*TASK PROMPT*:
Report, as a bare number, how many lines hold "xlabel".

*TASK MATERIAL*:

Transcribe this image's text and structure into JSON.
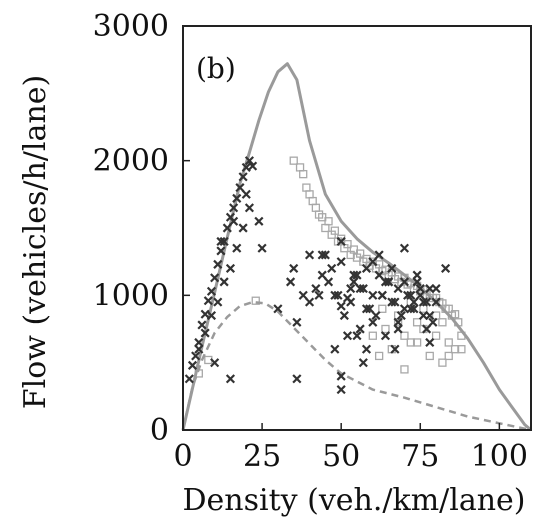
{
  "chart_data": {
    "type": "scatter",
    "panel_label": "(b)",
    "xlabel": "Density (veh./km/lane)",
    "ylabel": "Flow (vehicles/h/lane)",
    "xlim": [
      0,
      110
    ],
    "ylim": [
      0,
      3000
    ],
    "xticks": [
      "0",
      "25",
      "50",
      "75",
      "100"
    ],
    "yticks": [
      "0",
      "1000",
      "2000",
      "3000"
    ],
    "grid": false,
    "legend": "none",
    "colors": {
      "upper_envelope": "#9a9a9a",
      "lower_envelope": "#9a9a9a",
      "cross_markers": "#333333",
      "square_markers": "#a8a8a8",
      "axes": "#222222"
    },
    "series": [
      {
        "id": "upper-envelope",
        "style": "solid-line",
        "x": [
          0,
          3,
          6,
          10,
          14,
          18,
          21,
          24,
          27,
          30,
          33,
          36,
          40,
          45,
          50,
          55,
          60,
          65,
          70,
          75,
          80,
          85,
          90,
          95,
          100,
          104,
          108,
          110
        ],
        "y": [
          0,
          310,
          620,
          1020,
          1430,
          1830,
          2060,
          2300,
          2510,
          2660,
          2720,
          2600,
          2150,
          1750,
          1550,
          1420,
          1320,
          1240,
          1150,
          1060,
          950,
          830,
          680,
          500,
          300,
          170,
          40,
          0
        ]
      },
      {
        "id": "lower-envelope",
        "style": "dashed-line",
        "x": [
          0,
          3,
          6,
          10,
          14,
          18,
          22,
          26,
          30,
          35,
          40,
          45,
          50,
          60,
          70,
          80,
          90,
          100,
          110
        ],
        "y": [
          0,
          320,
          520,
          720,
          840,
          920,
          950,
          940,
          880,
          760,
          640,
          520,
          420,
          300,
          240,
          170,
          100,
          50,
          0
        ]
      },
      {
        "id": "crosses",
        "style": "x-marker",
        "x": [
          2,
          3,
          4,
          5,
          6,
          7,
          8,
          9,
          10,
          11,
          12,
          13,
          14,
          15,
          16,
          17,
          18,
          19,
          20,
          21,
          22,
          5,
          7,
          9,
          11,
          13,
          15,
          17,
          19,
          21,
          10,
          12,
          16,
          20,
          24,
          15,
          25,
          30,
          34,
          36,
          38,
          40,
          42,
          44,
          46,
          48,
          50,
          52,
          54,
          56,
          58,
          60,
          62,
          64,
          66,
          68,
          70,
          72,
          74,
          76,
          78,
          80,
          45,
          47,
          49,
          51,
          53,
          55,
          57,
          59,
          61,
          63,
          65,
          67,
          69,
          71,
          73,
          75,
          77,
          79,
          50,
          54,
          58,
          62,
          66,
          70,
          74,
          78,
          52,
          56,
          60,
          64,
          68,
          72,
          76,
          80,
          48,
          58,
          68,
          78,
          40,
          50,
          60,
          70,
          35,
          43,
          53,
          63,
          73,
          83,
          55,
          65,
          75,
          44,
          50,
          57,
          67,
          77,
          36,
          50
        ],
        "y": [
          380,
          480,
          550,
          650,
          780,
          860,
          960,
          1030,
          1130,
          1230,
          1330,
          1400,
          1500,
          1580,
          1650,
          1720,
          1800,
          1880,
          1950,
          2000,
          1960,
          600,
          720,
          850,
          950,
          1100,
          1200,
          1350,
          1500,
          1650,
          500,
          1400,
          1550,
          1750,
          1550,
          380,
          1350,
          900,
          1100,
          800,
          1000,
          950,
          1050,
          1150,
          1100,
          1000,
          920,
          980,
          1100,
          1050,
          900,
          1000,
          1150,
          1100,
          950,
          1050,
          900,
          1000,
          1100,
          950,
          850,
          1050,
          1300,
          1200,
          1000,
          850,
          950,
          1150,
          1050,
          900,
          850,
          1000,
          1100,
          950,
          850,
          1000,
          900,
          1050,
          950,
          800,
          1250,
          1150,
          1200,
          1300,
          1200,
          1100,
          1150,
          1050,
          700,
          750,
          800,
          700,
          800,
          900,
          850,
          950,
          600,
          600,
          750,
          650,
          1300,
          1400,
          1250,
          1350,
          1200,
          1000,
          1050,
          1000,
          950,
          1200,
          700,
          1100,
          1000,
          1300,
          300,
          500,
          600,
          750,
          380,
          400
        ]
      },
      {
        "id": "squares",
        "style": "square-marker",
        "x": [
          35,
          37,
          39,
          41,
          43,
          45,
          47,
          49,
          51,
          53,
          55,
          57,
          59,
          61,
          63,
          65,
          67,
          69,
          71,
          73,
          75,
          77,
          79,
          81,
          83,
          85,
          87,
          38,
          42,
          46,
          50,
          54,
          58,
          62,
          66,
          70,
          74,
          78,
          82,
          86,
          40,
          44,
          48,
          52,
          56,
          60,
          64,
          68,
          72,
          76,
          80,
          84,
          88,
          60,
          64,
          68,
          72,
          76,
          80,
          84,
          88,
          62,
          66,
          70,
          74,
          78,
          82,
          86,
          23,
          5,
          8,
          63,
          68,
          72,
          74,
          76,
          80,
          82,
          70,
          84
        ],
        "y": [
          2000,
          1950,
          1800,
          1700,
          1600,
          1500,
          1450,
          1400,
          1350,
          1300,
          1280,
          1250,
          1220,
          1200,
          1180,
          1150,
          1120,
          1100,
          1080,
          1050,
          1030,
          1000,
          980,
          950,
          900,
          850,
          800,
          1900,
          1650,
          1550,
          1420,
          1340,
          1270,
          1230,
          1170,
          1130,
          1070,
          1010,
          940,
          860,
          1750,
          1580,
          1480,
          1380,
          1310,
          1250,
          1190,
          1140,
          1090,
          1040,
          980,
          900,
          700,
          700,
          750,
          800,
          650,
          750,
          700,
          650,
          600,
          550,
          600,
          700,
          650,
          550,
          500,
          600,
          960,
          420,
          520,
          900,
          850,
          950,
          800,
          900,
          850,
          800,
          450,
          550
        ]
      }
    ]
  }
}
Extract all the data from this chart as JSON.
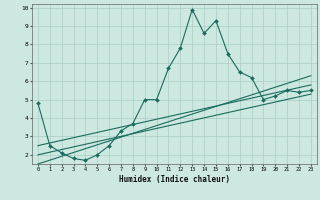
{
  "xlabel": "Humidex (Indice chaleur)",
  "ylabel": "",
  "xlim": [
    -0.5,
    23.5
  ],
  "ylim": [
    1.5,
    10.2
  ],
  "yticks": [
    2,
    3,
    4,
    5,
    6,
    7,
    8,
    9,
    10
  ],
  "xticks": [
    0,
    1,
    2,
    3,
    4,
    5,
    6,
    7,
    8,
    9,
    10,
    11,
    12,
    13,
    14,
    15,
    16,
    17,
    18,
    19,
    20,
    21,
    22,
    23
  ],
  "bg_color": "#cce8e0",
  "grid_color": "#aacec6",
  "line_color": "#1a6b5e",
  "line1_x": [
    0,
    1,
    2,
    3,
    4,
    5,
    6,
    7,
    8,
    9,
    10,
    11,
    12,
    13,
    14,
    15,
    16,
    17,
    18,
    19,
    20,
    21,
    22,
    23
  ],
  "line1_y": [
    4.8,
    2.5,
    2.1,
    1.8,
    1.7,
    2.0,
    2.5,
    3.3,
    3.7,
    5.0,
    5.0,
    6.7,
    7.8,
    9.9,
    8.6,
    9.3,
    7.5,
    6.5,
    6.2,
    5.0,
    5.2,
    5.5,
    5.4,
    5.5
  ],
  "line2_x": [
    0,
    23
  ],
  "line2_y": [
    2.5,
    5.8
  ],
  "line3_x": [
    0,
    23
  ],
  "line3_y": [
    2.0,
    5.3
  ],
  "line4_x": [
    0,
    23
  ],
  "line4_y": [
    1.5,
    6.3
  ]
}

*RESULT OF THE TASK*:
2